[start Entries shown]

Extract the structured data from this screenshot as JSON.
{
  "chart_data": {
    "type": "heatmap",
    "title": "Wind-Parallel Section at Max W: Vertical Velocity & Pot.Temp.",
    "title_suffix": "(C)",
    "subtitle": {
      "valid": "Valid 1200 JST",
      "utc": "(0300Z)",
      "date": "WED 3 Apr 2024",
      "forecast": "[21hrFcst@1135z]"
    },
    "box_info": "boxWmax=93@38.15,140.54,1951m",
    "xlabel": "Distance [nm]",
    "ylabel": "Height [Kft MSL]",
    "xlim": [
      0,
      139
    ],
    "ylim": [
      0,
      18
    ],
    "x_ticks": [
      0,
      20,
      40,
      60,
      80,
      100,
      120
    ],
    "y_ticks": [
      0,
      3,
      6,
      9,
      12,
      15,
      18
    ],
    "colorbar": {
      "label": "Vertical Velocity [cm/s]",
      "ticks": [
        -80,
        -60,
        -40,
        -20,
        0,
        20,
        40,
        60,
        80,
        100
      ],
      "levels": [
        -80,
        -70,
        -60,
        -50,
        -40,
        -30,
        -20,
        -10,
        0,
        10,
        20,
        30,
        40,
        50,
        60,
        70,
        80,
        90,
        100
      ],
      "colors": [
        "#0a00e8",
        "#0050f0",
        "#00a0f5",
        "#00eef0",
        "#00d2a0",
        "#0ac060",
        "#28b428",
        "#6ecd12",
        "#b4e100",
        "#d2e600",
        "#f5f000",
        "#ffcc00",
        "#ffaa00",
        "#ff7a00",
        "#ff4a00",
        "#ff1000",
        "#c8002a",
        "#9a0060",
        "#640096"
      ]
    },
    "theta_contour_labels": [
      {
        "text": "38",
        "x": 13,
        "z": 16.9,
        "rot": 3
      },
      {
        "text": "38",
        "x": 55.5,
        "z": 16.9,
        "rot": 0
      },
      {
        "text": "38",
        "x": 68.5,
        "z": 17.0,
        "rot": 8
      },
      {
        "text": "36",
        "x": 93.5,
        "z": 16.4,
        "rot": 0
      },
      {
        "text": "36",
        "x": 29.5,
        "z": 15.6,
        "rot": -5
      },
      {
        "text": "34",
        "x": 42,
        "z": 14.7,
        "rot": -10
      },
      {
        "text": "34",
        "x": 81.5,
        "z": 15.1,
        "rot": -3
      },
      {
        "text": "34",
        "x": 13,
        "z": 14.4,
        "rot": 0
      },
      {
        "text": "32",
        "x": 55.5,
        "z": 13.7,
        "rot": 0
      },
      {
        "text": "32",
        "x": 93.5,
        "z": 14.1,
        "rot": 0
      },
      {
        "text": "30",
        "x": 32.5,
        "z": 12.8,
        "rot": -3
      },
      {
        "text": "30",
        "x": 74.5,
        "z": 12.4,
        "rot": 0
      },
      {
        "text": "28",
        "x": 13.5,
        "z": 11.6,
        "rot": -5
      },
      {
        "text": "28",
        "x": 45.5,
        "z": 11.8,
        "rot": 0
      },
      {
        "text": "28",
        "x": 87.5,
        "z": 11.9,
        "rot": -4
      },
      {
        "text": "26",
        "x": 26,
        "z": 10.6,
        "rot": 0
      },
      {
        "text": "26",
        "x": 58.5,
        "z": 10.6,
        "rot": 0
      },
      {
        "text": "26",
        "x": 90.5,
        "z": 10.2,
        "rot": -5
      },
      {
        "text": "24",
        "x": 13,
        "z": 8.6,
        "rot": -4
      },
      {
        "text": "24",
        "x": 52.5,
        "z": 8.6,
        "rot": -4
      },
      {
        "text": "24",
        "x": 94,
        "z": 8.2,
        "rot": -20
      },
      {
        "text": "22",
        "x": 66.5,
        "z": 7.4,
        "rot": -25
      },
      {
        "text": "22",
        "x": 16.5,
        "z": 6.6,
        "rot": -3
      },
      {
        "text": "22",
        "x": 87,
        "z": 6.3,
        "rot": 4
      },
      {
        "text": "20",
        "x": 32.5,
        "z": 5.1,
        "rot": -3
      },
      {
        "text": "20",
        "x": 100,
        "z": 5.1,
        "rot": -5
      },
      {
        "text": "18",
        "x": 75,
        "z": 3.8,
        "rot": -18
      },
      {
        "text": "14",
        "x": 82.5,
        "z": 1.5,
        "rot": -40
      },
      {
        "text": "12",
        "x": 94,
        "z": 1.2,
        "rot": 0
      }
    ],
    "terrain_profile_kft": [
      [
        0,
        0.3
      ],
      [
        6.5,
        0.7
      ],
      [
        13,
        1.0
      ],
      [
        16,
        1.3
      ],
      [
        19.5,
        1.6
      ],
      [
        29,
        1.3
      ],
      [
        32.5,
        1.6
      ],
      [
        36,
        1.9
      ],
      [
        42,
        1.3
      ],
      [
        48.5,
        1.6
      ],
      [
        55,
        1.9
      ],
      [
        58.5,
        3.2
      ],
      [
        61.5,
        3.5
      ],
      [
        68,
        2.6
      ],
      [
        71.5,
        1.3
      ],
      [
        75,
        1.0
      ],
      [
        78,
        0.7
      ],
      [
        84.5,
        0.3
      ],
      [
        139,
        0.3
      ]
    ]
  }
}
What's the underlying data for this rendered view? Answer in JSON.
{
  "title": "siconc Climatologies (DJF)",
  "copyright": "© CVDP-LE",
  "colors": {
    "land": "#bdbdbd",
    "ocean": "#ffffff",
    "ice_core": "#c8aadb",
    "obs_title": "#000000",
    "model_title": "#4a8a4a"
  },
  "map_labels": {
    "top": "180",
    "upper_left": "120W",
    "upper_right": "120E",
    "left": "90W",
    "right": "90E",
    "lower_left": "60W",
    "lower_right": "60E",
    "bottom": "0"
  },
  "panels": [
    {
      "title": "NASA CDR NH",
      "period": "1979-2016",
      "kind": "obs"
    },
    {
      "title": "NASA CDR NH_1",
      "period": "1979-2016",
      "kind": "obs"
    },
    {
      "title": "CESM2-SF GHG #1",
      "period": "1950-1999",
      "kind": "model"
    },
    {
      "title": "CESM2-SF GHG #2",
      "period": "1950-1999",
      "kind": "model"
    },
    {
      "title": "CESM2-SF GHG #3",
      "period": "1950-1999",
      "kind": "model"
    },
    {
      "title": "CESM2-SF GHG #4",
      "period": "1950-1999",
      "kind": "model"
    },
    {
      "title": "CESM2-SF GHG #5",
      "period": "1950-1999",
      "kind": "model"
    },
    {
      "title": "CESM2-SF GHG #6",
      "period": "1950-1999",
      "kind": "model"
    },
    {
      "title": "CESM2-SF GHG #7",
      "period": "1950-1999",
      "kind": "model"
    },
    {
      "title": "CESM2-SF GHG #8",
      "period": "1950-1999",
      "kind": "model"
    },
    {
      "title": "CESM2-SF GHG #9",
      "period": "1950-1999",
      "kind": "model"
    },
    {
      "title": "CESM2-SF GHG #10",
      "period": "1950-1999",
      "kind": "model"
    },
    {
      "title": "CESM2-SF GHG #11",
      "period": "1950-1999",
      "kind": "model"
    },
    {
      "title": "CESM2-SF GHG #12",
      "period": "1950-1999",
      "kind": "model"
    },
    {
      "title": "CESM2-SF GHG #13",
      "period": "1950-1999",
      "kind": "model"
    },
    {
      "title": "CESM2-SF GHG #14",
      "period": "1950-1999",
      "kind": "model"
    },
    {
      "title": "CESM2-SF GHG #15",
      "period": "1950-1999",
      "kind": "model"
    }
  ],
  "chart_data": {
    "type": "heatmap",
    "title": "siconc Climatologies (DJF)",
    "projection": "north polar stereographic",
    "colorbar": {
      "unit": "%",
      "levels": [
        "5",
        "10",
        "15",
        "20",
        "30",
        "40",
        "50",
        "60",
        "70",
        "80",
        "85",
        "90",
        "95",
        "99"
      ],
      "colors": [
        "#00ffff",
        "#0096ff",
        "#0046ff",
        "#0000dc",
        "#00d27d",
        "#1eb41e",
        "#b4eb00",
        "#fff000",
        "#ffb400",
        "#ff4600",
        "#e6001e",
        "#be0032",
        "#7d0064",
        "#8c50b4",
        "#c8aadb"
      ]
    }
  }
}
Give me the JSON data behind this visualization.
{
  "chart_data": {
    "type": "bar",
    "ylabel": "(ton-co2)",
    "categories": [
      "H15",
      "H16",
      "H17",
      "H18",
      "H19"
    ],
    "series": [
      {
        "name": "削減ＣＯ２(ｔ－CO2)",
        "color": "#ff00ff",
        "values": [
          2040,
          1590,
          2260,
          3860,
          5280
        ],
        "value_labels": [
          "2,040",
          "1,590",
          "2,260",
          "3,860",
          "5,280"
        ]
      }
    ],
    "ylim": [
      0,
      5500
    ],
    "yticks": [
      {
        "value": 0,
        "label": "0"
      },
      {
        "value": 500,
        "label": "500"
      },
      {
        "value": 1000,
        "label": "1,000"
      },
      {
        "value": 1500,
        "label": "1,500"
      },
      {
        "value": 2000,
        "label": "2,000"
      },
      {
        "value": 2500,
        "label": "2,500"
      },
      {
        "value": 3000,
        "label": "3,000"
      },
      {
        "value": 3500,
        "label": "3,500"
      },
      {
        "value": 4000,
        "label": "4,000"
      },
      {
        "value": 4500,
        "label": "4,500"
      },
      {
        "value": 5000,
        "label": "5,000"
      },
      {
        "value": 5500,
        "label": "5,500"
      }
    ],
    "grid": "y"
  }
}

[end Entries shown]

Given problem
Search the preceding listing for "JSON" and extract every line where it is found.

Answer
Extract the structured data from this screenshot as JSON.
What's the underlying data for this rendered view? Answer in JSON.
Give me the JSON data behind this visualization.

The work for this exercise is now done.